WRITTEN REQUEST: Do not copy the pictures; transcribe all other material exactly.

RECORD EXCERPTS:
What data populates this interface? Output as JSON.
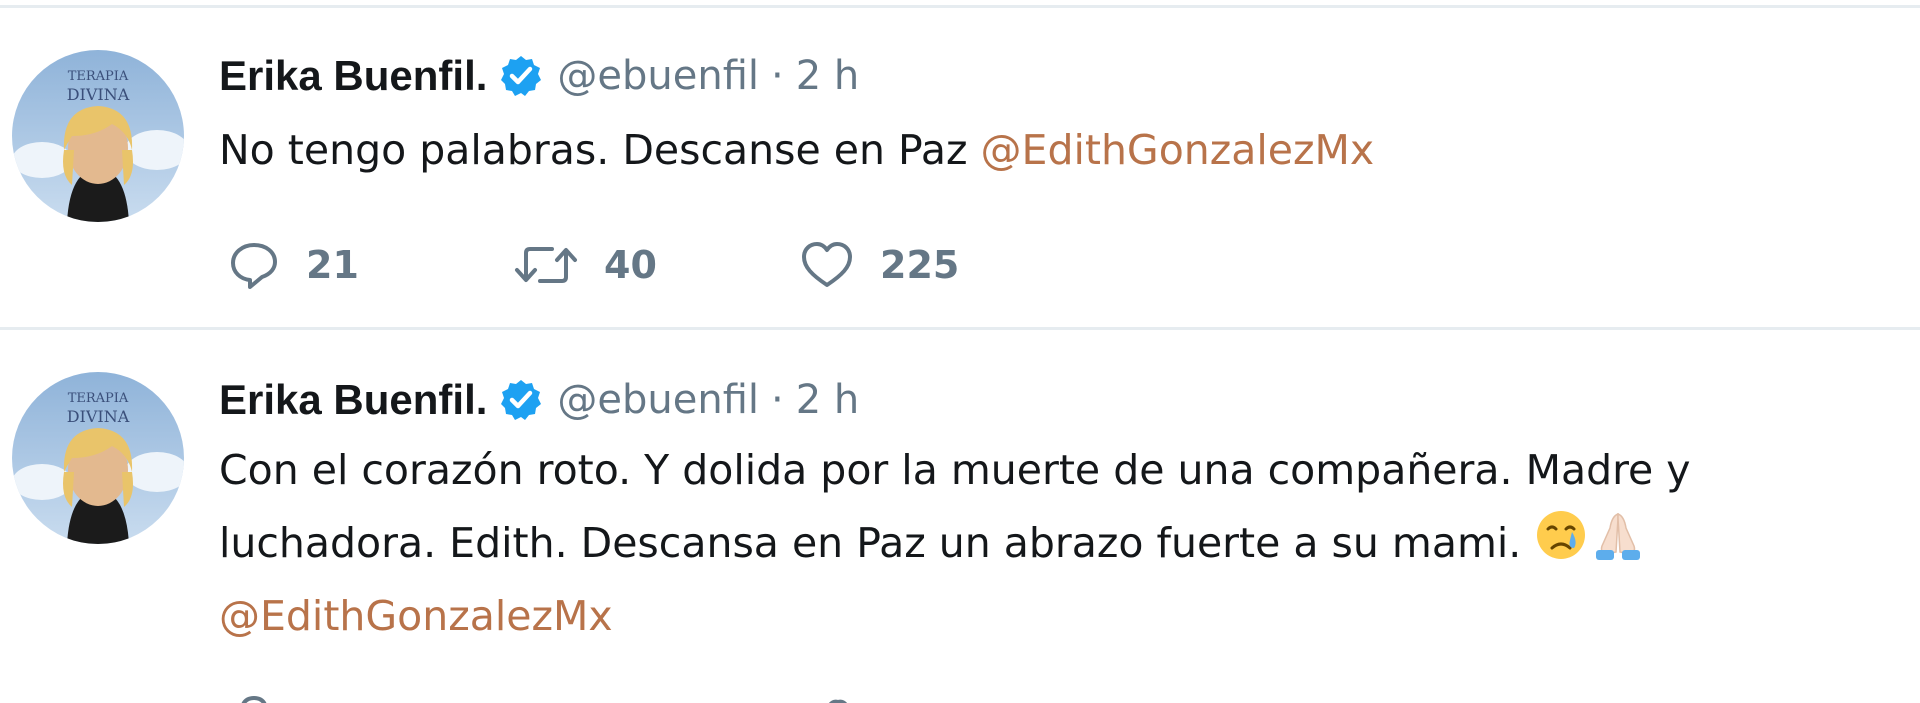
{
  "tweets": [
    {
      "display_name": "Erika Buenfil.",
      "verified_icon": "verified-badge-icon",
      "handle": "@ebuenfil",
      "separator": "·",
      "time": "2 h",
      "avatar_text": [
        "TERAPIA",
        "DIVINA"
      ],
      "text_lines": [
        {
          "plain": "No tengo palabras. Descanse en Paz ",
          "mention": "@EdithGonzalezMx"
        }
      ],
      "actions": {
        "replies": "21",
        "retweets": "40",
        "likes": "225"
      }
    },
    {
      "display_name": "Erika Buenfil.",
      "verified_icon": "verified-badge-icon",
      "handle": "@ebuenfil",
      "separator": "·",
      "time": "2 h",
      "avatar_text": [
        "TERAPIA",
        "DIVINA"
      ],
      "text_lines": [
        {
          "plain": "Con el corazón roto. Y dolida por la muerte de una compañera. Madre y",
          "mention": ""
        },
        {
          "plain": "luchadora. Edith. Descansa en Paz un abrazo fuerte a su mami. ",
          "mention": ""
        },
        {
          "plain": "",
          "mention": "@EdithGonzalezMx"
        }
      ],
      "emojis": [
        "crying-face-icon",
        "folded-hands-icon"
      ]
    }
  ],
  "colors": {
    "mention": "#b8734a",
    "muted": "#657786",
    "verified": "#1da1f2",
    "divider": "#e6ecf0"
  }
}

REPLY:
What data populates this interface? Output as JSON.
{
  "tweets": [
    {
      "display_name": "Erika Buenfil.",
      "verified_icon": "verified-badge-icon",
      "handle": "@ebuenfil",
      "separator": "·",
      "time": "2 h",
      "avatar_text": [
        "TERAPIA",
        "DIVINA"
      ],
      "text_lines": [
        {
          "plain": "No tengo palabras. Descanse en Paz ",
          "mention": "@EdithGonzalezMx"
        }
      ],
      "actions": {
        "replies": "21",
        "retweets": "40",
        "likes": "225"
      }
    },
    {
      "display_name": "Erika Buenfil.",
      "verified_icon": "verified-badge-icon",
      "handle": "@ebuenfil",
      "separator": "·",
      "time": "2 h",
      "avatar_text": [
        "TERAPIA",
        "DIVINA"
      ],
      "text_lines": [
        {
          "plain": "Con el corazón roto. Y dolida por la muerte de una compañera. Madre y",
          "mention": ""
        },
        {
          "plain": "luchadora. Edith. Descansa en Paz un abrazo fuerte a su mami. ",
          "mention": ""
        },
        {
          "plain": "",
          "mention": "@EdithGonzalezMx"
        }
      ],
      "emojis": [
        "crying-face-icon",
        "folded-hands-icon"
      ]
    }
  ],
  "colors": {
    "mention": "#b8734a",
    "muted": "#657786",
    "verified": "#1da1f2",
    "divider": "#e6ecf0"
  }
}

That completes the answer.